WORK TO BE COMPLETED - Go through the listing and pick out each line with the word "ffffff" in it.

MATERIAL PROVIDED -
****
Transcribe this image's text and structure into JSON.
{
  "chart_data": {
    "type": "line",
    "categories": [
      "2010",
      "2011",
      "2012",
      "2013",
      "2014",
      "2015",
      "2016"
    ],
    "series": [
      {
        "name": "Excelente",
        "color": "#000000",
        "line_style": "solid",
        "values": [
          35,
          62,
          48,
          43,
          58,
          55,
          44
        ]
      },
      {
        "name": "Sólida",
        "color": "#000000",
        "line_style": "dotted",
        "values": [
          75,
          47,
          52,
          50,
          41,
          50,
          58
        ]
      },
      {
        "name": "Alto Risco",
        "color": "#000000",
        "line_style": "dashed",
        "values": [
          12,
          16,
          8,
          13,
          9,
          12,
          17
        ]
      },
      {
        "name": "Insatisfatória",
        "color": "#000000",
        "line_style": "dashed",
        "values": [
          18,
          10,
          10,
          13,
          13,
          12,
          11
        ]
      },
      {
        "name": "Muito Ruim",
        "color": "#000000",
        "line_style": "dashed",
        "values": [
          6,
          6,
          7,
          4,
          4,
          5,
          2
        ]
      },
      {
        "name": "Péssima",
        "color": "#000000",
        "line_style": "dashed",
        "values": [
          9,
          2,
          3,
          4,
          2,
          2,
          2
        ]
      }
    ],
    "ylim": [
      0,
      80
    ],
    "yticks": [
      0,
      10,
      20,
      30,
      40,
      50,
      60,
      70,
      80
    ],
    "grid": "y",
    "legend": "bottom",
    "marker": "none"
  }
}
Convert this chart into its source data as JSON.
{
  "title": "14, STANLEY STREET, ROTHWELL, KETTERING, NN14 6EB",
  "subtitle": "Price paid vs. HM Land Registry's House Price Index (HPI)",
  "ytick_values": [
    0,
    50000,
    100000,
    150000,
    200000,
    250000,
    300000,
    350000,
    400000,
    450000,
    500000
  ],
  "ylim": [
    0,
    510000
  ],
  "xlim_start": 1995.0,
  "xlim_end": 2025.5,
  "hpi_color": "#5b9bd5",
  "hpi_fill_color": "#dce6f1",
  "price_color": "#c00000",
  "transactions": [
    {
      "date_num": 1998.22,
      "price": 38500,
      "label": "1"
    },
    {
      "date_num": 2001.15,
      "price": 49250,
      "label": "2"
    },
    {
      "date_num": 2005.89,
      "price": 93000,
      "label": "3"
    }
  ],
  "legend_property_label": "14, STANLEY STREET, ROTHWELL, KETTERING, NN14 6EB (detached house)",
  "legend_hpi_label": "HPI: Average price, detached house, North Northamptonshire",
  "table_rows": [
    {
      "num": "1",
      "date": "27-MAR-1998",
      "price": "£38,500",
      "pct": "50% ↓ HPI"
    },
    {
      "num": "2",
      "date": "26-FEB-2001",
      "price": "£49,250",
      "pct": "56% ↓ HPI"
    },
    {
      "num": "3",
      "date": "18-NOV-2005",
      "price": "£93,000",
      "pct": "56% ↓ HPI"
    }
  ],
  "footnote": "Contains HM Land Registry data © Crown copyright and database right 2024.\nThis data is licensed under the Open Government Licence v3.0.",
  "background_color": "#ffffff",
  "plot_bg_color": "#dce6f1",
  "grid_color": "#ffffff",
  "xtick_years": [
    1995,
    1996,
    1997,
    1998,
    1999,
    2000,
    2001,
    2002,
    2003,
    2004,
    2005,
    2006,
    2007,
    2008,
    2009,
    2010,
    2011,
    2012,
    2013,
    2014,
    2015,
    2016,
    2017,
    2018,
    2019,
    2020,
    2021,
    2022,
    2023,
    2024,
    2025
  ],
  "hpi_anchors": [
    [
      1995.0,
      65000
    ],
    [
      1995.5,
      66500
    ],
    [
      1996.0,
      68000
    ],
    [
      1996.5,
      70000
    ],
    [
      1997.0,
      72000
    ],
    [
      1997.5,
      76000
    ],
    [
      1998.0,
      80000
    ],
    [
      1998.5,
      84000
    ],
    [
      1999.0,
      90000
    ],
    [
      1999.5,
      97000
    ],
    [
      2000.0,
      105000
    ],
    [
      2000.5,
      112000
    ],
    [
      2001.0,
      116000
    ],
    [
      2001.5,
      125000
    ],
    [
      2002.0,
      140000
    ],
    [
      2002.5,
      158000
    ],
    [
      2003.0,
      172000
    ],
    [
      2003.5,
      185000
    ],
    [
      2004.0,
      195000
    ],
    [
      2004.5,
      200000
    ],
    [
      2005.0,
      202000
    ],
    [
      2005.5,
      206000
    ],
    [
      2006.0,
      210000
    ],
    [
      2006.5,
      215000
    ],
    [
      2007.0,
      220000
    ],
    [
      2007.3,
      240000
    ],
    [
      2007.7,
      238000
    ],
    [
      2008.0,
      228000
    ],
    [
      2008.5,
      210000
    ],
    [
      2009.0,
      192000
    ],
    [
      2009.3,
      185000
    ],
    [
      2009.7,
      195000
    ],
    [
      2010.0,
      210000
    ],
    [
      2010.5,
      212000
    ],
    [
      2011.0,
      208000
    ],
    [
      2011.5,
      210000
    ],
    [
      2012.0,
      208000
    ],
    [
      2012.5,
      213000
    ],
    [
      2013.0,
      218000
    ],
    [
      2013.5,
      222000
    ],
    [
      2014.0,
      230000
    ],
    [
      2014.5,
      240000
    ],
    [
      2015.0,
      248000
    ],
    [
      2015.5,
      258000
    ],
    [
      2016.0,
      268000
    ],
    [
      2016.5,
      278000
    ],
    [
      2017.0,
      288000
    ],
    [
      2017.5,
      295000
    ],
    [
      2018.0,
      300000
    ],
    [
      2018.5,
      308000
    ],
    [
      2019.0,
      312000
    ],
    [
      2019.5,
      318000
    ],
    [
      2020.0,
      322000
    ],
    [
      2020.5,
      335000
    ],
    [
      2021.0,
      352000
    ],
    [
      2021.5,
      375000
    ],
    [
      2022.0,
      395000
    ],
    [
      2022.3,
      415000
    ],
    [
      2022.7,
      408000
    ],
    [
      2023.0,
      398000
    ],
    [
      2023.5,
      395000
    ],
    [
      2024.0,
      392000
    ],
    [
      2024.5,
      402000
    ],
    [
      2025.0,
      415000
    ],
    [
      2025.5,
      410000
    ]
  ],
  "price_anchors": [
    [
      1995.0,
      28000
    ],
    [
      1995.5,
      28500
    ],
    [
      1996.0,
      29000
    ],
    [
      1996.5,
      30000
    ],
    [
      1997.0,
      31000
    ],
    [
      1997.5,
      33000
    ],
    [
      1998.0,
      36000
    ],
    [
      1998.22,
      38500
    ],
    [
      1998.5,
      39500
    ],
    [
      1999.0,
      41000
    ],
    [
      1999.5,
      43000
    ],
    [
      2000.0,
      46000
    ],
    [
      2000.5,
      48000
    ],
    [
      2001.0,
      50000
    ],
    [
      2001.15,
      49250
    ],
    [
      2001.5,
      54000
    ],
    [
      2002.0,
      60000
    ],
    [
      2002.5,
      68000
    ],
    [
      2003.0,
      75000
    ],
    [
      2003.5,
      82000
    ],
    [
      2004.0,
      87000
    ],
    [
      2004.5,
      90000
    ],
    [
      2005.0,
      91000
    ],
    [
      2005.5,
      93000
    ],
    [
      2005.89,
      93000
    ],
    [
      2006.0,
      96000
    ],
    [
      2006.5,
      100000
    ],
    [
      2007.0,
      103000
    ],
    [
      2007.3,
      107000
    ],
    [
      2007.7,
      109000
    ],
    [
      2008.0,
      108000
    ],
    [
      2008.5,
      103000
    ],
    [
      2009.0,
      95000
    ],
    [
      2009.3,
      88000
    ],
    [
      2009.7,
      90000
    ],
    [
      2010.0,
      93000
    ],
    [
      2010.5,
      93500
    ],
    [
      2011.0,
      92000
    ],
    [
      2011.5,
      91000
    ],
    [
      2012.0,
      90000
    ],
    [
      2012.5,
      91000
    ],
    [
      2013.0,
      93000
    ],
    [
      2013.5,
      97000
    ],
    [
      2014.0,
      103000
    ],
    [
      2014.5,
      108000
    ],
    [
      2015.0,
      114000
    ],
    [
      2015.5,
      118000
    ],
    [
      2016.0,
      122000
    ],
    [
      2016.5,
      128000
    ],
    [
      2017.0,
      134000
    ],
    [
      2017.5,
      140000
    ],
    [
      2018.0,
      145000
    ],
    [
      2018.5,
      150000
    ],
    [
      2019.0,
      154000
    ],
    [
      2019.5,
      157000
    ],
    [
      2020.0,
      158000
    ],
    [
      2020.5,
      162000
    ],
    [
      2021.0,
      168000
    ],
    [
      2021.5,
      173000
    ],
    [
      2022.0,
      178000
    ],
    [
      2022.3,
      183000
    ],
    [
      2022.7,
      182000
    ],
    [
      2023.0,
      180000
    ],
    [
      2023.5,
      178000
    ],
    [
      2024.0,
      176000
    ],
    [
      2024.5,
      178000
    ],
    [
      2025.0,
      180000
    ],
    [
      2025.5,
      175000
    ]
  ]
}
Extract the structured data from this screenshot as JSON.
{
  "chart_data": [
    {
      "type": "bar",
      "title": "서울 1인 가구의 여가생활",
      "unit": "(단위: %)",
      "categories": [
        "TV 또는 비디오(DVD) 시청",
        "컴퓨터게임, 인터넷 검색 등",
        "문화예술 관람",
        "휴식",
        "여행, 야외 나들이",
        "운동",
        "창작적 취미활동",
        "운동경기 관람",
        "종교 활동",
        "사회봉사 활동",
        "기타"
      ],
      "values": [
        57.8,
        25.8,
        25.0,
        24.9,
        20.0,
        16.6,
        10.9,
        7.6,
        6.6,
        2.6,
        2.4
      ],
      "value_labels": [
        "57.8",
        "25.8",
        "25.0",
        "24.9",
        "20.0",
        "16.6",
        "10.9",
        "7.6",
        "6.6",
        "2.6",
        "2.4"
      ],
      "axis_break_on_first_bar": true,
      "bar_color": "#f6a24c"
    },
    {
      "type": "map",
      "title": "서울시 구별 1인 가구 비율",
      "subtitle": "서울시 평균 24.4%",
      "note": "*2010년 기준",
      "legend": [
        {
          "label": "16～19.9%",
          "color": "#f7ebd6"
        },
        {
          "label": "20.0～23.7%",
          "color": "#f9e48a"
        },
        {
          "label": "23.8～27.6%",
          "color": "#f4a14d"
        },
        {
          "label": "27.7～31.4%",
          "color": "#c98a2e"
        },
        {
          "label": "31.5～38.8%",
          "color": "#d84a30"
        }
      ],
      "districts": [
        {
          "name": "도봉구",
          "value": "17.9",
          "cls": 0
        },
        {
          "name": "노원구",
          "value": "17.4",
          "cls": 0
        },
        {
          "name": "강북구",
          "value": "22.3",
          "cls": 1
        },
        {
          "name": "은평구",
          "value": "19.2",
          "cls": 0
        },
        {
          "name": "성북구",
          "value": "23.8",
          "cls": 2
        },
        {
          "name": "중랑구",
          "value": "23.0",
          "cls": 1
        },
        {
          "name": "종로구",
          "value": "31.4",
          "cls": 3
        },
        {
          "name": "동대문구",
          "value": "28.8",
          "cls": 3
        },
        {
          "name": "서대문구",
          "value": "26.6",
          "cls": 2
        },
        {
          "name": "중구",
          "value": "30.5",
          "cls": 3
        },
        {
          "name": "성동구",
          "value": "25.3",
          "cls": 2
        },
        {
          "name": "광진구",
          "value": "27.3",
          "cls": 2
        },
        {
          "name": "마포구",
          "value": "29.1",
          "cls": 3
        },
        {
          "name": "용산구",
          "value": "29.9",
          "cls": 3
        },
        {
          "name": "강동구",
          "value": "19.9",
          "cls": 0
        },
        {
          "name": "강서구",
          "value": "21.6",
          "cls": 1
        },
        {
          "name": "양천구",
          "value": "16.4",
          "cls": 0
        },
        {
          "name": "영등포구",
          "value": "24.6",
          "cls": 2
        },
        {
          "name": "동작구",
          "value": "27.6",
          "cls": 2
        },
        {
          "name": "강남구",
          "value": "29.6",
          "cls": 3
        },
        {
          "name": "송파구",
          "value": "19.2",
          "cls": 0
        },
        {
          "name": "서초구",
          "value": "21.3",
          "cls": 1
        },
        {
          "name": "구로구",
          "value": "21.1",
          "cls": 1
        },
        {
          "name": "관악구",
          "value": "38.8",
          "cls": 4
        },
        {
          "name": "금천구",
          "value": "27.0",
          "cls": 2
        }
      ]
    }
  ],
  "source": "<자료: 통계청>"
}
****
EXERCISE RESULT -
  "background_color": "#ffffff",
  "grid_color": "#ffffff",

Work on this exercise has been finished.